*DIRECTIONS*: Print every entry, word for word, and skip the images.

[START THE RECORDS]

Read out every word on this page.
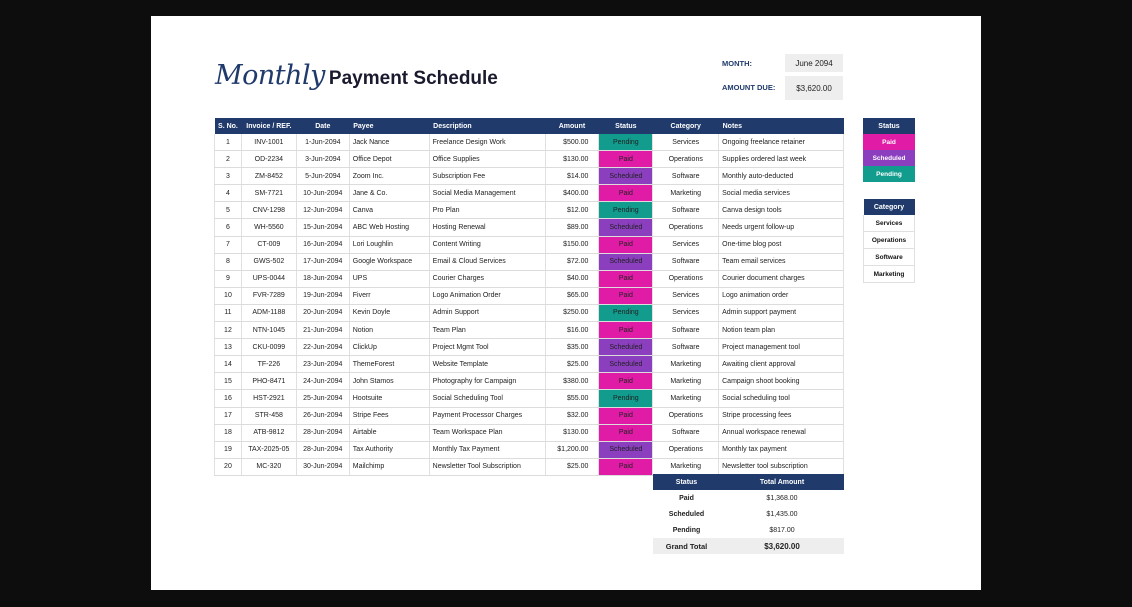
Monthly Payment Schedule
MONTH:	June 2094
AMOUNT DUE:	$3,620.00
S. No.	Invoice / REF.	Date	Payee	Description	Amount	Status	Category	Notes
1	INV-1001	1-Jun-2094	Jack Nance	Freelance Design Work	$500.00	Pending	Services	Ongoing freelance retainer
2	OD-2234	3-Jun-2094	Office Depot	Office Supplies	$130.00	Paid	Operations	Supplies ordered last week
3	ZM-8452	5-Jun-2094	Zoom Inc.	Subscription Fee	$14.00	Scheduled	Software	Monthly auto-deducted
4	SM-7721	10-Jun-2094	Jane & Co.	Social Media Management	$400.00	Paid	Marketing	Social media services
5	CNV-1298	12-Jun-2094	Canva	Pro Plan	$12.00	Pending	Software	Canva design tools
6	WH-5560	15-Jun-2094	ABC Web Hosting	Hosting Renewal	$89.00	Scheduled	Operations	Needs urgent follow-up
7	CT-009	16-Jun-2094	Lori Loughlin	Content Writing	$150.00	Paid	Services	One-time blog post
8	GWS-502	17-Jun-2094	Google Workspace	Email & Cloud Services	$72.00	Scheduled	Software	Team email services
9	UPS-0044	18-Jun-2094	UPS	Courier Charges	$40.00	Paid	Operations	Courier document charges
10	FVR-7289	19-Jun-2094	Fiverr	Logo Animation Order	$65.00	Paid	Services	Logo animation order
11	ADM-1188	20-Jun-2094	Kevin Doyle	Admin Support	$250.00	Pending	Services	Admin support payment
12	NTN-1045	21-Jun-2094	Notion	Team Plan	$16.00	Paid	Software	Notion team plan
13	CKU-0099	22-Jun-2094	ClickUp	Project Mgmt Tool	$35.00	Scheduled	Software	Project management tool
14	TF-226	23-Jun-2094	ThemeForest	Website Template	$25.00	Scheduled	Marketing	Awaiting client approval
15	PHO-8471	24-Jun-2094	John Stamos	Photography for Campaign	$380.00	Paid	Marketing	Campaign shoot booking
16	HST-2921	25-Jun-2094	Hootsuite	Social Scheduling Tool	$55.00	Pending	Marketing	Social scheduling tool
17	STR-458	26-Jun-2094	Stripe Fees	Payment Processor Charges	$32.00	Paid	Operations	Stripe processing fees
18	ATB-9812	28-Jun-2094	Airtable	Team Workspace Plan	$130.00	Paid	Software	Annual workspace renewal
19	TAX-2025-05	28-Jun-2094	Tax Authority	Monthly Tax Payment	$1,200.00	Scheduled	Operations	Monthly tax payment
20	MC-320	30-Jun-2094	Mailchimp	Newsletter Tool Subscription	$25.00	Paid	Marketing	Newsletter tool subscription
Status
Paid
Scheduled
Pending
Category
Services
Operations
Software
Marketing
Status	Total Amount
Paid	$1,368.00
Scheduled	$1,435.00
Pending	$817.00
Grand Total	$3,620.00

[END THE RECORDS]

*FINISHED ANSWER*:
Read out every word on this page.
Monthly Payment Schedule
MONTH:	June 2094
AMOUNT DUE:	$3,620.00
S. No.	Invoice / REF.	Date	Payee	Description	Amount	Status	Category	Notes
1	INV-1001	1-Jun-2094	Jack Nance	Freelance Design Work	$500.00	Pending	Services	Ongoing freelance retainer
2	OD-2234	3-Jun-2094	Office Depot	Office Supplies	$130.00	Paid	Operations	Supplies ordered last week
3	ZM-8452	5-Jun-2094	Zoom Inc.	Subscription Fee	$14.00	Scheduled	Software	Monthly auto-deducted
4	SM-7721	10-Jun-2094	Jane & Co.	Social Media Management	$400.00	Paid	Marketing	Social media services
5	CNV-1298	12-Jun-2094	Canva	Pro Plan	$12.00	Pending	Software	Canva design tools
6	WH-5560	15-Jun-2094	ABC Web Hosting	Hosting Renewal	$89.00	Scheduled	Operations	Needs urgent follow-up
7	CT-009	16-Jun-2094	Lori Loughlin	Content Writing	$150.00	Paid	Services	One-time blog post
8	GWS-502	17-Jun-2094	Google Workspace	Email & Cloud Services	$72.00	Scheduled	Software	Team email services
9	UPS-0044	18-Jun-2094	UPS	Courier Charges	$40.00	Paid	Operations	Courier document charges
10	FVR-7289	19-Jun-2094	Fiverr	Logo Animation Order	$65.00	Paid	Services	Logo animation order
11	ADM-1188	20-Jun-2094	Kevin Doyle	Admin Support	$250.00	Pending	Services	Admin support payment
12	NTN-1045	21-Jun-2094	Notion	Team Plan	$16.00	Paid	Software	Notion team plan
13	CKU-0099	22-Jun-2094	ClickUp	Project Mgmt Tool	$35.00	Scheduled	Software	Project management tool
14	TF-226	23-Jun-2094	ThemeForest	Website Template	$25.00	Scheduled	Marketing	Awaiting client approval
15	PHO-8471	24-Jun-2094	John Stamos	Photography for Campaign	$380.00	Paid	Marketing	Campaign shoot booking
16	HST-2921	25-Jun-2094	Hootsuite	Social Scheduling Tool	$55.00	Pending	Marketing	Social scheduling tool
17	STR-458	26-Jun-2094	Stripe Fees	Payment Processor Charges	$32.00	Paid	Operations	Stripe processing fees
18	ATB-9812	28-Jun-2094	Airtable	Team Workspace Plan	$130.00	Paid	Software	Annual workspace renewal
19	TAX-2025-05	28-Jun-2094	Tax Authority	Monthly Tax Payment	$1,200.00	Scheduled	Operations	Monthly tax payment
20	MC-320	30-Jun-2094	Mailchimp	Newsletter Tool Subscription	$25.00	Paid	Marketing	Newsletter tool subscription
Status
Paid
Scheduled
Pending
Category
Services
Operations
Software
Marketing
Status	Total Amount
Paid	$1,368.00
Scheduled	$1,435.00
Pending	$817.00
Grand Total	$3,620.00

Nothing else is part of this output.